■ **Provided entries**:
>> begin

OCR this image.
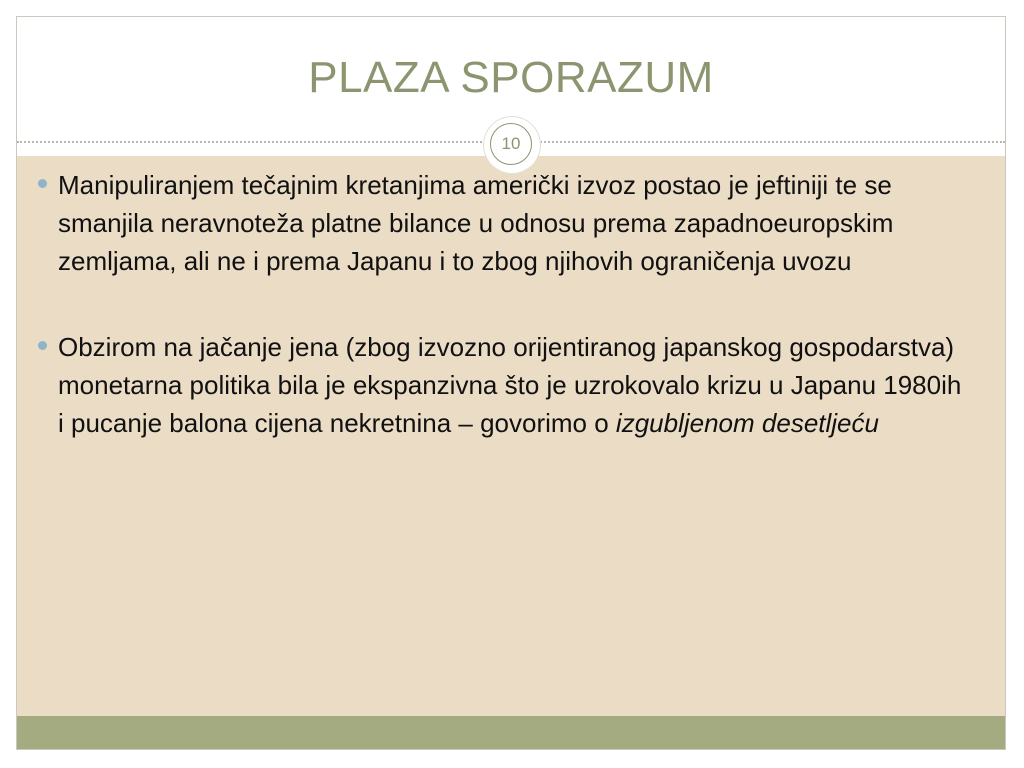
PLAZA SPORAZUM
10
Manipuliranjem tečajnim kretanjima američki izvoz postao je jeftiniji te se smanjila neravnoteža platne bilance u odnosu prema zapadnoeuropskim zemljama, ali ne i prema Japanu i to zbog njihovih ograničenja uvozu
Obzirom na jačanje jena (zbog izvozno orijentiranog japanskog gospodarstva) monetarna politika bila je ekspanzivna što je uzrokovalo krizu u Japanu 1980ih i pucanje balona cijena nekretnina – govorimo o izgubljenom desetljeću
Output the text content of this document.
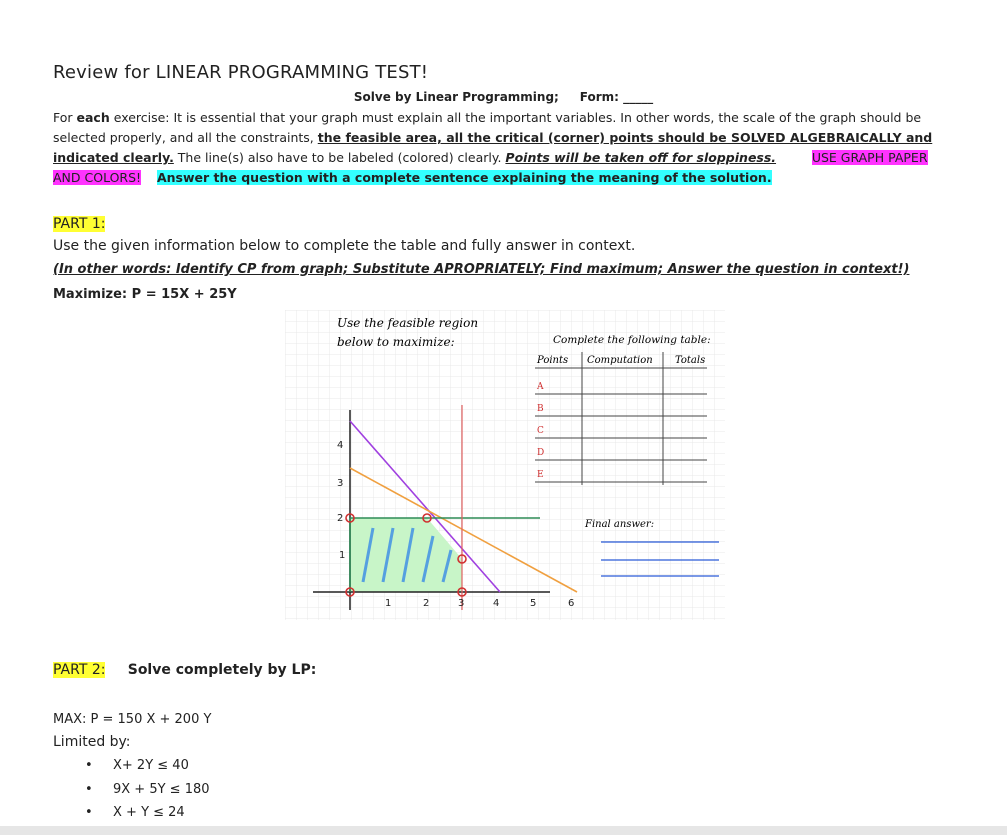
Review for LINEAR PROGRAMMING TEST!
Solve by Linear Programming; Form: _____
For each exercise: It is essential that your graph must explain all the important variables. In other words, the scale of the graph should be selected properly, and all the constraints, the feasible area, all the critical (corner) points should be SOLVED ALGEBRAICALLY and indicated clearly. The line(s) also have to be labeled (colored) clearly. Points will be taken off for sloppiness.	USE GRAPH PAPER AND COLORS! Answer the question with a complete sentence explaining the meaning of the solution.
PART 1:
Use the given information below to complete the table and fully answer in context.
(In other words: Identify CP from graph; Substitute APROPRIATELY; Find maximum; Answer the question in context!)
Maximize: P = 15X + 25Y
1	2	3	4	5	6
1
2
3
4
Use the feasible region
below to maximize:	Complete the following table:
Points Computation Totals
A
B
C
D
E
Final answer:
PART 2: Solve completely by LP:
MAX: P = 150 X + 200 Y
Limited by:
• X+ 2Y ≤ 40
• 9X + 5Y ≤ 180
• X + Y ≤ 24
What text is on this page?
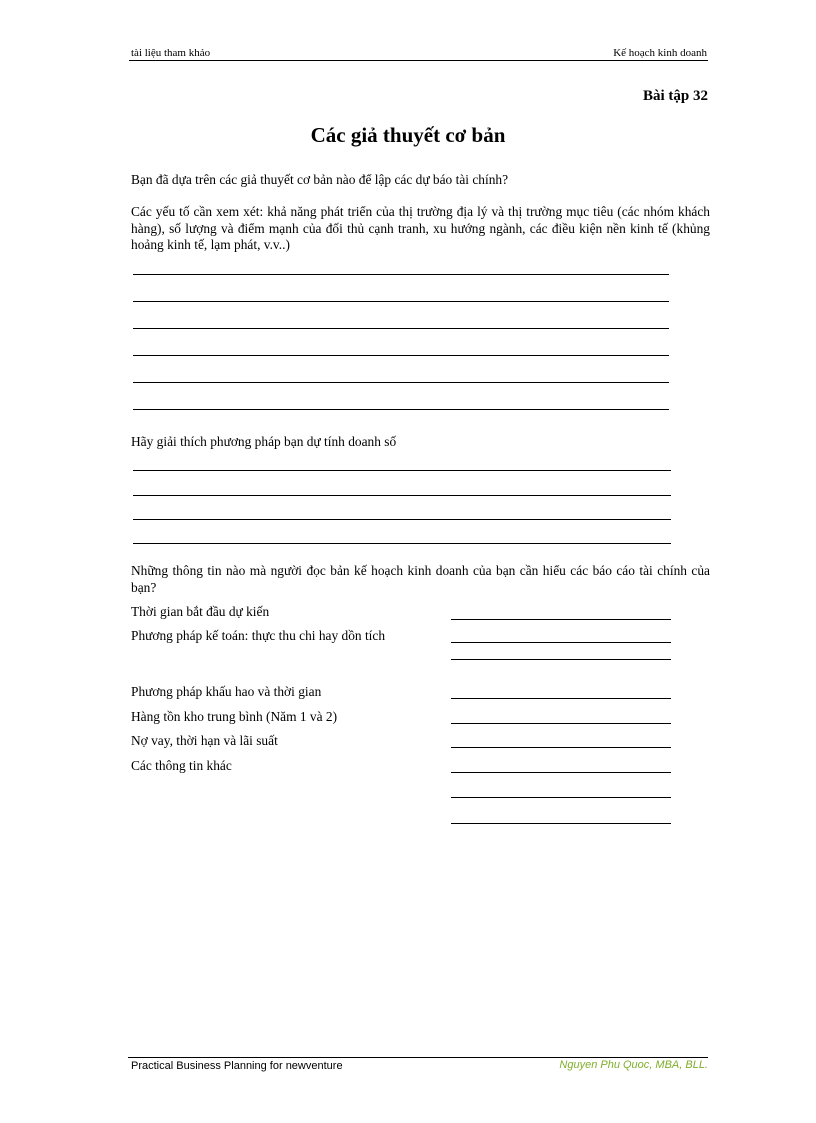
tài liệu tham khảo	Kế hoạch kinh doanh
Bài tập 32
Các giả thuyết cơ bản
Bạn đã dựa trên các giả thuyết cơ bản nào để lập các dự báo tài chính?
Các yếu tố cần xem xét: khả năng phát triển của thị trường địa lý và thị trường mục tiêu (các nhóm khách hàng), số lượng và điểm mạnh của đối thủ cạnh tranh, xu hướng ngành, các điều kiện nền kinh tế (khủng hoảng kinh tế, lạm phát, v.v..)
Hãy giải thích phương pháp bạn dự tính doanh số
Những thông tin nào mà người đọc bản kế hoạch kinh doanh của bạn cần hiểu các báo cáo tài chính của bạn?
Thời gian bắt đầu dự kiến
Phương pháp kế toán: thực thu chi hay dồn tích
Phương pháp khấu hao và thời gian
Hàng tồn kho trung bình (Năm 1 và 2)
Nợ vay, thời hạn và lãi suất
Các thông tin khác
Practical Business Planning for newventure	Nguyen Phu Quoc, MBA, BLL.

>> end

■ **The problem**:
Leave images out of the retyped records; keep all else exact.

■ **Output below**:
OCR this image.
PLAZA SPORAZUM
10
Manipuliranjem tečajnim kretanjima američki izvoz postao je jeftiniji te se smanjila neravnoteža platne bilance u odnosu prema zapadnoeuropskim zemljama, ali ne i prema Japanu i to zbog njihovih ograničenja uvozu
Obzirom na jačanje jena (zbog izvozno orijentiranog japanskog gospodarstva) monetarna politika bila je ekspanzivna što je uzrokovalo krizu u Japanu 1980ih i pucanje balona cijena nekretnina – govorimo o izgubljenom desetljeću
Output the text content of this document.
Review for LINEAR PROGRAMMING TEST!
Solve by Linear Programming; Form: _____
For each exercise: It is essential that your graph must explain all the important variables. In other words, the scale of the graph should be selected properly, and all the constraints, the feasible area, all the critical (corner) points should be SOLVED ALGEBRAICALLY and indicated clearly. The line(s) also have to be labeled (colored) clearly. Points will be taken off for sloppiness.	USE GRAPH PAPER AND COLORS! Answer the question with a complete sentence explaining the meaning of the solution.
PART 1:
Use the given information below to complete the table and fully answer in context.
(In other words: Identify CP from graph; Substitute APROPRIATELY; Find maximum; Answer the question in context!)
Maximize: P = 15X + 25Y
1	2	3	4	5	6
1
2
3
4
Use the feasible region
below to maximize:	Complete the following table:
Points Computation Totals
A
B
C
D
E
Final answer:
PART 2: Solve completely by LP:
MAX: P = 150 X + 200 Y
Limited by:
• X+ 2Y ≤ 40
• 9X + 5Y ≤ 180
• X + Y ≤ 24
What text is on this page?
tài liệu tham khảo	Kế hoạch kinh doanh
Bài tập 32
Các giả thuyết cơ bản
Bạn đã dựa trên các giả thuyết cơ bản nào để lập các dự báo tài chính?
Các yếu tố cần xem xét: khả năng phát triển của thị trường địa lý và thị trường mục tiêu (các nhóm khách hàng), số lượng và điểm mạnh của đối thủ cạnh tranh, xu hướng ngành, các điều kiện nền kinh tế (khủng hoảng kinh tế, lạm phát, v.v..)
Hãy giải thích phương pháp bạn dự tính doanh số
Những thông tin nào mà người đọc bản kế hoạch kinh doanh của bạn cần hiểu các báo cáo tài chính của bạn?
Thời gian bắt đầu dự kiến
Phương pháp kế toán: thực thu chi hay dồn tích
Phương pháp khấu hao và thời gian
Hàng tồn kho trung bình (Năm 1 và 2)
Nợ vay, thời hạn và lãi suất
Các thông tin khác
Practical Business Planning for newventure	Nguyen Phu Quoc, MBA, BLL.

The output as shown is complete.